[start Information supplied]

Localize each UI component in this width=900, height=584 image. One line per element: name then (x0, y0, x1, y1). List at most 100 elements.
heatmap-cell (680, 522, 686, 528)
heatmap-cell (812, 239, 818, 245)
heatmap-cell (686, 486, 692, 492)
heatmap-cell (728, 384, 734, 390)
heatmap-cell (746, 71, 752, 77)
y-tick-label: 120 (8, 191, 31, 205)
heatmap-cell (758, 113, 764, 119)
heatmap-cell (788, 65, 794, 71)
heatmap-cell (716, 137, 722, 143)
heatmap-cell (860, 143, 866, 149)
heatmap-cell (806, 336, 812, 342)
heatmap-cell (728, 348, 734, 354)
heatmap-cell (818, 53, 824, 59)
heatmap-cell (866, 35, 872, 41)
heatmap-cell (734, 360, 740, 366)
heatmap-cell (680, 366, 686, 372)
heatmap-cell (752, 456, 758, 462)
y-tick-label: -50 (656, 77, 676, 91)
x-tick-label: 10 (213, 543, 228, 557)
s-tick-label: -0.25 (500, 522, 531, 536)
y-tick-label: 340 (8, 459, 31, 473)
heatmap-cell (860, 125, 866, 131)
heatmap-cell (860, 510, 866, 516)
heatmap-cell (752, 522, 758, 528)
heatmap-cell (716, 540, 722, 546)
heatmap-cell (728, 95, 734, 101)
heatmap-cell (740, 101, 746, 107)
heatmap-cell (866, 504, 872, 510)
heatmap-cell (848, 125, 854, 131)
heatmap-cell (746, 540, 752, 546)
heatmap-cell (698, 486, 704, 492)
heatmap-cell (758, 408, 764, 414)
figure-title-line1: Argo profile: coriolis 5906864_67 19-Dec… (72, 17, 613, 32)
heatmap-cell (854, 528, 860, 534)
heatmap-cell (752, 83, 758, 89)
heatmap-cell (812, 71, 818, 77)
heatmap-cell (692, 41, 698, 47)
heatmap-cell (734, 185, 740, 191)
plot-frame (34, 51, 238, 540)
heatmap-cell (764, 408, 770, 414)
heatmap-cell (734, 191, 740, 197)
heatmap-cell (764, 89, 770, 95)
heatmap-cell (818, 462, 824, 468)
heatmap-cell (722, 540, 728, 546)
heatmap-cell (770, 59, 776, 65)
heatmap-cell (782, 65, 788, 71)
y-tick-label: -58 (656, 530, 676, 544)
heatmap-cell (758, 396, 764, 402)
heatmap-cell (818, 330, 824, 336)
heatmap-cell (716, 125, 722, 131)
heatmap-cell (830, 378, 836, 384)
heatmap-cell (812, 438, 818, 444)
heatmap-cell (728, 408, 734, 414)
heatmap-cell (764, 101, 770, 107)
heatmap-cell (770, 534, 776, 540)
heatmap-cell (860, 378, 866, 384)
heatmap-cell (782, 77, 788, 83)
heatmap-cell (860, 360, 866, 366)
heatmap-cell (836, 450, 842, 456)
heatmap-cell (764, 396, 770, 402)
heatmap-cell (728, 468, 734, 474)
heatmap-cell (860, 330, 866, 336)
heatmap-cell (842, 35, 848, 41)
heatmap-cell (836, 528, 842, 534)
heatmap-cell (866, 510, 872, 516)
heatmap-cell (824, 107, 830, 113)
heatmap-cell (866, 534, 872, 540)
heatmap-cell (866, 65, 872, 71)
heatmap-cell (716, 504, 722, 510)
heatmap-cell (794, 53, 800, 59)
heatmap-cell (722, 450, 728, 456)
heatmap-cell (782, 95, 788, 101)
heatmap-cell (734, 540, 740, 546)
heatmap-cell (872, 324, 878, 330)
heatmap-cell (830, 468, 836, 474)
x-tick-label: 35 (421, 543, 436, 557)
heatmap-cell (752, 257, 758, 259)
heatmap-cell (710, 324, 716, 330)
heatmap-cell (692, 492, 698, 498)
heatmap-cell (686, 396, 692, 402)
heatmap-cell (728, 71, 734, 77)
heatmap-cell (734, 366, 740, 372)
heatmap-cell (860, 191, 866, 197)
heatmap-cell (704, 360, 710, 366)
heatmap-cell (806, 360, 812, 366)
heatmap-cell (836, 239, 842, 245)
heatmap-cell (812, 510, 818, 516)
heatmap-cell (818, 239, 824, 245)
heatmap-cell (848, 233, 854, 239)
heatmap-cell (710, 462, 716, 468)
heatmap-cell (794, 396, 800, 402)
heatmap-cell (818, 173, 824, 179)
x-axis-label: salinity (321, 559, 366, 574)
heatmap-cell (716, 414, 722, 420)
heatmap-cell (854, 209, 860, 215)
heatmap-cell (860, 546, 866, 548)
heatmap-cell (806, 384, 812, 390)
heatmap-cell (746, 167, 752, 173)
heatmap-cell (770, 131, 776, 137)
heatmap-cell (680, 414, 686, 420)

[end Information supplied]

» Short problem
Reproduce every row above character for character, keeping the same order and line breaks.

» Correct answer
Localize each UI component in this width=900, height=584 image. One line per element: name then (x0, y0, x1, y1). List at most 100 elements.
heatmap-cell (680, 522, 686, 528)
heatmap-cell (812, 239, 818, 245)
heatmap-cell (686, 486, 692, 492)
heatmap-cell (728, 384, 734, 390)
heatmap-cell (746, 71, 752, 77)
y-tick-label: 120 (8, 191, 31, 205)
heatmap-cell (758, 113, 764, 119)
heatmap-cell (788, 65, 794, 71)
heatmap-cell (716, 137, 722, 143)
heatmap-cell (860, 143, 866, 149)
heatmap-cell (806, 336, 812, 342)
heatmap-cell (728, 348, 734, 354)
heatmap-cell (818, 53, 824, 59)
heatmap-cell (866, 35, 872, 41)
heatmap-cell (734, 360, 740, 366)
heatmap-cell (680, 366, 686, 372)
heatmap-cell (752, 456, 758, 462)
y-tick-label: -50 (656, 77, 676, 91)
x-tick-label: 10 (213, 543, 228, 557)
s-tick-label: -0.25 (500, 522, 531, 536)
y-tick-label: 340 (8, 459, 31, 473)
heatmap-cell (860, 125, 866, 131)
heatmap-cell (860, 510, 866, 516)
heatmap-cell (752, 522, 758, 528)
heatmap-cell (716, 540, 722, 546)
heatmap-cell (728, 95, 734, 101)
heatmap-cell (740, 101, 746, 107)
heatmap-cell (866, 504, 872, 510)
heatmap-cell (848, 125, 854, 131)
heatmap-cell (746, 540, 752, 546)
heatmap-cell (698, 486, 704, 492)
heatmap-cell (758, 408, 764, 414)
figure-title-line1: Argo profile: coriolis 5906864_67 19-Dec… (72, 17, 613, 32)
heatmap-cell (854, 528, 860, 534)
heatmap-cell (752, 83, 758, 89)
heatmap-cell (812, 71, 818, 77)
heatmap-cell (692, 41, 698, 47)
heatmap-cell (734, 185, 740, 191)
plot-frame (34, 51, 238, 540)
heatmap-cell (764, 408, 770, 414)
heatmap-cell (734, 191, 740, 197)
heatmap-cell (764, 89, 770, 95)
heatmap-cell (818, 462, 824, 468)
heatmap-cell (722, 540, 728, 546)
heatmap-cell (770, 59, 776, 65)
heatmap-cell (782, 65, 788, 71)
y-tick-label: -58 (656, 530, 676, 544)
heatmap-cell (758, 396, 764, 402)
heatmap-cell (818, 330, 824, 336)
heatmap-cell (716, 125, 722, 131)
heatmap-cell (830, 378, 836, 384)
heatmap-cell (812, 438, 818, 444)
heatmap-cell (728, 408, 734, 414)
heatmap-cell (764, 101, 770, 107)
heatmap-cell (770, 534, 776, 540)
heatmap-cell (860, 378, 866, 384)
heatmap-cell (782, 77, 788, 83)
heatmap-cell (860, 360, 866, 366)
heatmap-cell (836, 450, 842, 456)
heatmap-cell (764, 396, 770, 402)
heatmap-cell (728, 468, 734, 474)
heatmap-cell (860, 330, 866, 336)
heatmap-cell (842, 35, 848, 41)
heatmap-cell (836, 528, 842, 534)
heatmap-cell (866, 510, 872, 516)
heatmap-cell (824, 107, 830, 113)
heatmap-cell (866, 534, 872, 540)
heatmap-cell (866, 65, 872, 71)
heatmap-cell (716, 504, 722, 510)
heatmap-cell (794, 53, 800, 59)
heatmap-cell (722, 450, 728, 456)
heatmap-cell (782, 95, 788, 101)
heatmap-cell (734, 540, 740, 546)
heatmap-cell (872, 324, 878, 330)
heatmap-cell (830, 468, 836, 474)
x-tick-label: 35 (421, 543, 436, 557)
heatmap-cell (752, 257, 758, 259)
heatmap-cell (710, 324, 716, 330)
heatmap-cell (692, 492, 698, 498)
heatmap-cell (686, 396, 692, 402)
heatmap-cell (728, 71, 734, 77)
heatmap-cell (734, 366, 740, 372)
heatmap-cell (860, 191, 866, 197)
heatmap-cell (704, 360, 710, 366)
heatmap-cell (806, 360, 812, 366)
heatmap-cell (836, 239, 842, 245)
heatmap-cell (812, 510, 818, 516)
heatmap-cell (818, 239, 824, 245)
heatmap-cell (848, 233, 854, 239)
heatmap-cell (710, 462, 716, 468)
heatmap-cell (794, 396, 800, 402)
heatmap-cell (818, 173, 824, 179)
x-axis-label: salinity (321, 559, 366, 574)
heatmap-cell (716, 414, 722, 420)
heatmap-cell (854, 209, 860, 215)
heatmap-cell (860, 546, 866, 548)
heatmap-cell (806, 384, 812, 390)
heatmap-cell (746, 167, 752, 173)
heatmap-cell (770, 131, 776, 137)
heatmap-cell (680, 414, 686, 420)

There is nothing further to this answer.